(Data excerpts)

::::

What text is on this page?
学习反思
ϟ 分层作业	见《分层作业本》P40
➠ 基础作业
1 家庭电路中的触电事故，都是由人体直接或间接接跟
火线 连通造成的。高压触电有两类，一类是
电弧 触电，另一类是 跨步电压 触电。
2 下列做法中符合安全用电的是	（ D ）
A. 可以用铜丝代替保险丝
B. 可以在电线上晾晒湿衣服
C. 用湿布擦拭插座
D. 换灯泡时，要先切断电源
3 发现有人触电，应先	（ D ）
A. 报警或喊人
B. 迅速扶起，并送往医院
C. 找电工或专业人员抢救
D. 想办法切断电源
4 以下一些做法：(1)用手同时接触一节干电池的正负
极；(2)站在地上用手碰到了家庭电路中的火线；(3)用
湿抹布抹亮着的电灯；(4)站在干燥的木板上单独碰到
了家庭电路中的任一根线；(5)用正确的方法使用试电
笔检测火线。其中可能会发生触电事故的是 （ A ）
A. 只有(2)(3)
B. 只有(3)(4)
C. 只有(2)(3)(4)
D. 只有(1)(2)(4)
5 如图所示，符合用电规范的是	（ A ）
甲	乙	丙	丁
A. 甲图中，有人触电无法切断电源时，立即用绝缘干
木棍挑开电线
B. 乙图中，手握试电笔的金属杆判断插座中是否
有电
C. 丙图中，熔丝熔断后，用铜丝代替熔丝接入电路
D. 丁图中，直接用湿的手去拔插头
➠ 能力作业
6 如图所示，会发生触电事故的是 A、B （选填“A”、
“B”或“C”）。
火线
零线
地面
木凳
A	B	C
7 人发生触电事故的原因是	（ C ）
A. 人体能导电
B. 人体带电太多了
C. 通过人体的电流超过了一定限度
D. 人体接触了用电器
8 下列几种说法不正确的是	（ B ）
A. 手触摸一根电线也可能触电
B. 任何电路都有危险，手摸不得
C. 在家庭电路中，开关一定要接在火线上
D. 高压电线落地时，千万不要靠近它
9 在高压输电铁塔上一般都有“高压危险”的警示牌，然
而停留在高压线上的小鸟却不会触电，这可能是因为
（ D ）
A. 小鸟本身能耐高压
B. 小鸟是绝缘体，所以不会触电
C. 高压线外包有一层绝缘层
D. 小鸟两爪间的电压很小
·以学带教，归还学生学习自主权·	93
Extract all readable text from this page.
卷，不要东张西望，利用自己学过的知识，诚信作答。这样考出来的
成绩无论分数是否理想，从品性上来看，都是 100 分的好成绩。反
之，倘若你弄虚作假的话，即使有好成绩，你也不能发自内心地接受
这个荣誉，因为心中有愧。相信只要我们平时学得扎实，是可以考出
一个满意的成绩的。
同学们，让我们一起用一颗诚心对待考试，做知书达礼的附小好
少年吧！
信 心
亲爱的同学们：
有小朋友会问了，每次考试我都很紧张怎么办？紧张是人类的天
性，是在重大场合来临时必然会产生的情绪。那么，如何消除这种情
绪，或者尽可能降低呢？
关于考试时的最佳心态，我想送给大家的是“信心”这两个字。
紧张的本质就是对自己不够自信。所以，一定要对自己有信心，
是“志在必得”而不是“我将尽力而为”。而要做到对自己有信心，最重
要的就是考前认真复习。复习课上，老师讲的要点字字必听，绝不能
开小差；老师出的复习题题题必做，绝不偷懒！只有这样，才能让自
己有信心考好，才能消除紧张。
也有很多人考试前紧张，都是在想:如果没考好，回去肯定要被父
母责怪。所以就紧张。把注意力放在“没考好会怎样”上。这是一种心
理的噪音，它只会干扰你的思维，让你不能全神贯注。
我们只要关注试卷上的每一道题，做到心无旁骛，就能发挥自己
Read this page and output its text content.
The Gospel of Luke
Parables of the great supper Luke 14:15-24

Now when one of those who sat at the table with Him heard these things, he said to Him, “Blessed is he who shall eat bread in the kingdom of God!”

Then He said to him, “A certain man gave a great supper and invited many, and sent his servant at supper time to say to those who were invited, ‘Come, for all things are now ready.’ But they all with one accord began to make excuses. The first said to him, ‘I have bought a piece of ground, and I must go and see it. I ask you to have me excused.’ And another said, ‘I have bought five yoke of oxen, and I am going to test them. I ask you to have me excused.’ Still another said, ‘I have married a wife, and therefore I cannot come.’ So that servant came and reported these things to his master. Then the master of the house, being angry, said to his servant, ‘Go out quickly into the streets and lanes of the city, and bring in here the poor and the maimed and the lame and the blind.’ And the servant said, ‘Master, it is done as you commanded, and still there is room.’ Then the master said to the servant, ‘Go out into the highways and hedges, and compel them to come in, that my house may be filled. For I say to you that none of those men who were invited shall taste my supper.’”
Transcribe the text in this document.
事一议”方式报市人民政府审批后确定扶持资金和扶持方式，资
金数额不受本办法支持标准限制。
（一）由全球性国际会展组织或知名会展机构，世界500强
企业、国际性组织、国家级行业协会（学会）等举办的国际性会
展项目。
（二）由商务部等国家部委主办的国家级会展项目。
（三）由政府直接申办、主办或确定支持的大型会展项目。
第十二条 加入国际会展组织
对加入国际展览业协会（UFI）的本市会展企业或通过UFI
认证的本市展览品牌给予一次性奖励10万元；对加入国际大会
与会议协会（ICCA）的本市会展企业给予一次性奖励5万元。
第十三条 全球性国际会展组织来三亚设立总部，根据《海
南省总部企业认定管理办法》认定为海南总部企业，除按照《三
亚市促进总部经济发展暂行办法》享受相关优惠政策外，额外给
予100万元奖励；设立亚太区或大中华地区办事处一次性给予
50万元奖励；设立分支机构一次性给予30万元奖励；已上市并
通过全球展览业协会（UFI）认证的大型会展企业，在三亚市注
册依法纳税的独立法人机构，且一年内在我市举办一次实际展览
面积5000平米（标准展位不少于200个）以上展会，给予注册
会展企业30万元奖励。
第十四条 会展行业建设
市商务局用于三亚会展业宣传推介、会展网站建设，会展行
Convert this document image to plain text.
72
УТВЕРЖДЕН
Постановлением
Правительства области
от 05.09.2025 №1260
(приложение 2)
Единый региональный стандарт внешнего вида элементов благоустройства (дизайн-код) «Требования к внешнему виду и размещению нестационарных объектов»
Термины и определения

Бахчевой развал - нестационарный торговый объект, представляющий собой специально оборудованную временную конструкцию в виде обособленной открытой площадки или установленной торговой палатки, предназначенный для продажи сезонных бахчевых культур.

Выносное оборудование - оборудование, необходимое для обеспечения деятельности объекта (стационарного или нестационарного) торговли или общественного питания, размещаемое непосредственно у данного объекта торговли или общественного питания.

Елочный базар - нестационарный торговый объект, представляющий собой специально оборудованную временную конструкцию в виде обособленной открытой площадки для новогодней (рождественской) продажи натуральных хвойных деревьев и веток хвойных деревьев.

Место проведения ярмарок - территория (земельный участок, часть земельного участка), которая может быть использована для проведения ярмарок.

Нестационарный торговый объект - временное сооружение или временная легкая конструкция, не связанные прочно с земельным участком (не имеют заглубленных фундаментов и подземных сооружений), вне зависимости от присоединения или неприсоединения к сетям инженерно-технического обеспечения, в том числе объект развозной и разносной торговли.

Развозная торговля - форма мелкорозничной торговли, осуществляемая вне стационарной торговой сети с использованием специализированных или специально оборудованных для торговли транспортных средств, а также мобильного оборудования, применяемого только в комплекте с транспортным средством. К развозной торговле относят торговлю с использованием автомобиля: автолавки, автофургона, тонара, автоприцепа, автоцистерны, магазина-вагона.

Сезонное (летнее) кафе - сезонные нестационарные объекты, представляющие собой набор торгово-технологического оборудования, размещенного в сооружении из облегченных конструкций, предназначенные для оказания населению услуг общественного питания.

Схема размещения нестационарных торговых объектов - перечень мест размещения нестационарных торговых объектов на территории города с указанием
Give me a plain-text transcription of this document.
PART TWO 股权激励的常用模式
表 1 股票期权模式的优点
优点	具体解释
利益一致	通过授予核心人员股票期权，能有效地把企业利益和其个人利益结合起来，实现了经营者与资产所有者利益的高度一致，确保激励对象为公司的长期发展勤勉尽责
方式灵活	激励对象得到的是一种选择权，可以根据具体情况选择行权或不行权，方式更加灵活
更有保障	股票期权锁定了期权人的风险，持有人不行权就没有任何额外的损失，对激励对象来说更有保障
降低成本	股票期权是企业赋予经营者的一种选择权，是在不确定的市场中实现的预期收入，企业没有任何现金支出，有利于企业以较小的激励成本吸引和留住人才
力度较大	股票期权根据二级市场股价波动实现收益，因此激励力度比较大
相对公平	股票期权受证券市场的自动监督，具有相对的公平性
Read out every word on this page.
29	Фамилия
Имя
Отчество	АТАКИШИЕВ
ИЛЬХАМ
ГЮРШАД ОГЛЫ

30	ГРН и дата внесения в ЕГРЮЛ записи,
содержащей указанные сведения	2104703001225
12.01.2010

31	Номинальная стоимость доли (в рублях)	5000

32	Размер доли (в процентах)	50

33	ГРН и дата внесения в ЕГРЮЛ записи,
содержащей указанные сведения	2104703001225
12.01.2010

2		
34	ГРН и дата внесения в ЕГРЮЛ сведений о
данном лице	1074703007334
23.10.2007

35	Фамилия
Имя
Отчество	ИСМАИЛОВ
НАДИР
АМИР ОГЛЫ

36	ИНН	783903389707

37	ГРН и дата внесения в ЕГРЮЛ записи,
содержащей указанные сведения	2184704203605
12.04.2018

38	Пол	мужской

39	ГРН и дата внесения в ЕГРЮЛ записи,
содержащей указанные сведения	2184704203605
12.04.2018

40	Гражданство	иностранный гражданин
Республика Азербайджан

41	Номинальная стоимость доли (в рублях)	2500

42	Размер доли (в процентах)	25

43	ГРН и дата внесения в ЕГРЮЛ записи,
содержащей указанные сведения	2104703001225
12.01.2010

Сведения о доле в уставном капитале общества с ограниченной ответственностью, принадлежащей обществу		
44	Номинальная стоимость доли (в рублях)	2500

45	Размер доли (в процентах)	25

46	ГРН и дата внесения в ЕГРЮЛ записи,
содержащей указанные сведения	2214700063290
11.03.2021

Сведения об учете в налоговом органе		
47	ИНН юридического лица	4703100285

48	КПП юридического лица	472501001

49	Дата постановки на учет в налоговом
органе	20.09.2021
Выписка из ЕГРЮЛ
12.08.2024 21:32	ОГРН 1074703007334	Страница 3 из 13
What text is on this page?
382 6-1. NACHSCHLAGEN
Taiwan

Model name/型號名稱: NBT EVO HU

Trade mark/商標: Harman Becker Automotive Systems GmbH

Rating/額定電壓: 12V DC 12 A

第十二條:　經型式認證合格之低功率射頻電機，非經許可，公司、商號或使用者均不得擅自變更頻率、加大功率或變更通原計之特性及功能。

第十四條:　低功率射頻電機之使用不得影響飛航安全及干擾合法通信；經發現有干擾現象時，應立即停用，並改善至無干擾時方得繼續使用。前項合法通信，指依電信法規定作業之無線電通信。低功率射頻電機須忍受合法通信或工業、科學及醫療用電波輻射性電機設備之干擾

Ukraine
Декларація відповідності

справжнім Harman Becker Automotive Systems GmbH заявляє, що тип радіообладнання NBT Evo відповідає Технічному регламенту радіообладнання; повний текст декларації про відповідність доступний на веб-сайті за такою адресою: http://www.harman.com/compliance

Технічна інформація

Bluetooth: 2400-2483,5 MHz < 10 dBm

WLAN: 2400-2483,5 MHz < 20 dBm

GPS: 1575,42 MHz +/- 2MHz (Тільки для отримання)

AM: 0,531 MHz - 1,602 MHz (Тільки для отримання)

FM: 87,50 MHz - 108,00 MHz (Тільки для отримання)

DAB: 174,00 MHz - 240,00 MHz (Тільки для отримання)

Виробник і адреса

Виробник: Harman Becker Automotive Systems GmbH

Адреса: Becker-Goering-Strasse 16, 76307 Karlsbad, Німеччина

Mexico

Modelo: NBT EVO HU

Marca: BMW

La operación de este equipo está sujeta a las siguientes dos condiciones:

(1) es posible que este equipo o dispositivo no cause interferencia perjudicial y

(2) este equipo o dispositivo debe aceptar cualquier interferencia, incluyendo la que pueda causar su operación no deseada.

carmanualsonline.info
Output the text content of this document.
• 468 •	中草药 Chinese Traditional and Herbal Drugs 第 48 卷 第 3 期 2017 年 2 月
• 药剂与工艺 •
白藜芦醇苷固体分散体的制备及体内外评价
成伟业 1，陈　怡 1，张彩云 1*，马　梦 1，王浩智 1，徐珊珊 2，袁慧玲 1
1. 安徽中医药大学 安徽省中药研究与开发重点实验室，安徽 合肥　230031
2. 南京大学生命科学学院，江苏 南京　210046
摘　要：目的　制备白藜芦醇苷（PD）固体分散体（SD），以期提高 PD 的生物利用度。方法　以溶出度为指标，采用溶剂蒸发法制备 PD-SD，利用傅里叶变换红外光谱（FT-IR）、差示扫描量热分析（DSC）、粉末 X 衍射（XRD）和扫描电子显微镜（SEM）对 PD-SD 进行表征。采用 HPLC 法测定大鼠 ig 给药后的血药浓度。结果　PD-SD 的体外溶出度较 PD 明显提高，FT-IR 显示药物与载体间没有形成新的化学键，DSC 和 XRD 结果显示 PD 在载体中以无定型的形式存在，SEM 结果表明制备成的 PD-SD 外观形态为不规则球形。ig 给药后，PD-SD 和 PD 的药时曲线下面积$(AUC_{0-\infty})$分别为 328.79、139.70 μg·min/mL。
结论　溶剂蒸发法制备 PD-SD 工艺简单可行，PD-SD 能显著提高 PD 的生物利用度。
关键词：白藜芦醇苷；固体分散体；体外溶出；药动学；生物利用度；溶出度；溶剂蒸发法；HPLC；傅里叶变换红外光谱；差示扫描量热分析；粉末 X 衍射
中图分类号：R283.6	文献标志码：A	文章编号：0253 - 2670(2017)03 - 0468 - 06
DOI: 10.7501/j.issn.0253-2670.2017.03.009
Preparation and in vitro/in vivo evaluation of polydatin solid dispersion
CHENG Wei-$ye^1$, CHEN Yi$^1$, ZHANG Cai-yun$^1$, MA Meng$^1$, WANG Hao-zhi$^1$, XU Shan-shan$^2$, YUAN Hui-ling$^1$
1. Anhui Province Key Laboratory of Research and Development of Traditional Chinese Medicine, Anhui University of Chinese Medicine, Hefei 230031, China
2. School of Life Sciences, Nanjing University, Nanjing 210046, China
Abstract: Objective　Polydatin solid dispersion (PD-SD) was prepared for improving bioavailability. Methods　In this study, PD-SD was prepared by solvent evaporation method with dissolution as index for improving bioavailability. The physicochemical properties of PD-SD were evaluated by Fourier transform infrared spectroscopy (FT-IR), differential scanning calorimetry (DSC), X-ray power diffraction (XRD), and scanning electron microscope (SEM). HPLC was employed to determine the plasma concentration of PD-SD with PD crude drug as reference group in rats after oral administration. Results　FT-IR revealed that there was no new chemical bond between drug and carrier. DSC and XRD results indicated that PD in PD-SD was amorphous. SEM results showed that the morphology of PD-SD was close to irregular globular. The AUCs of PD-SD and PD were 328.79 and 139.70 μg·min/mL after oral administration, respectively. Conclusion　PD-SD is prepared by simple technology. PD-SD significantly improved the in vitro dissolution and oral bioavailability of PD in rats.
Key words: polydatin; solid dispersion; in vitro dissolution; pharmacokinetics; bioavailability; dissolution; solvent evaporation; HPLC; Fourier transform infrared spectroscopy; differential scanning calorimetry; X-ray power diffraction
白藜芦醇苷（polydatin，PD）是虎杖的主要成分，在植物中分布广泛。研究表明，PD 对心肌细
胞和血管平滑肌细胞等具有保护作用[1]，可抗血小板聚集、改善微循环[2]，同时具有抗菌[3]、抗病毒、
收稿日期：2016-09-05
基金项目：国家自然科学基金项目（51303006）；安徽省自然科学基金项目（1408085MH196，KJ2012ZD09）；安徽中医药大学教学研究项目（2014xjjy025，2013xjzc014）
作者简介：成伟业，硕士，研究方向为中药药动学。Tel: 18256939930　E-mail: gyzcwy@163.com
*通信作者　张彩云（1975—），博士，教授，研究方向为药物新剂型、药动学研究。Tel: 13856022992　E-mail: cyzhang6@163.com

::::

- _THE PROBLEM_
Wherever "evaporation" shows up in a line, copy that line.

- _OUTPUT BELOW_
Abstract: Objective　Polydatin solid dispersion (PD-SD) was prepared for improving bioavailability. Methods　In this study, PD-SD was prepared by solvent evaporation method with dissolution as index for improving bioavailability. The physicochemical properties of PD-SD were evaluated by Fourier transform infrared spectroscopy (FT-IR), differential scanning calorimetry (DSC), X-ray power diffraction (XRD), and scanning electron microscope (SEM). HPLC was employed to determine the plasma concentration of PD-SD with PD crude drug as reference group in rats after oral administration. Results　FT-IR revealed that there was no new chemical bond between drug and carrier. DSC and XRD results indicated that PD in PD-SD was amorphous. SEM results showed that the morphology of PD-SD was close to irregular globular. The AUCs of PD-SD and PD were 328.79 and 139.70 μg·min/mL after oral administration, respectively. Conclusion　PD-SD is prepared by simple technology. PD-SD significantly improved the in vitro dissolution and oral bioavailability of PD in rats.
Key words: polydatin; solid dispersion; in vitro dissolution; pharmacokinetics; bioavailability; dissolution; solvent evaporation; HPLC; Fourier transform infrared spectroscopy; differential scanning calorimetry; X-ray power diffraction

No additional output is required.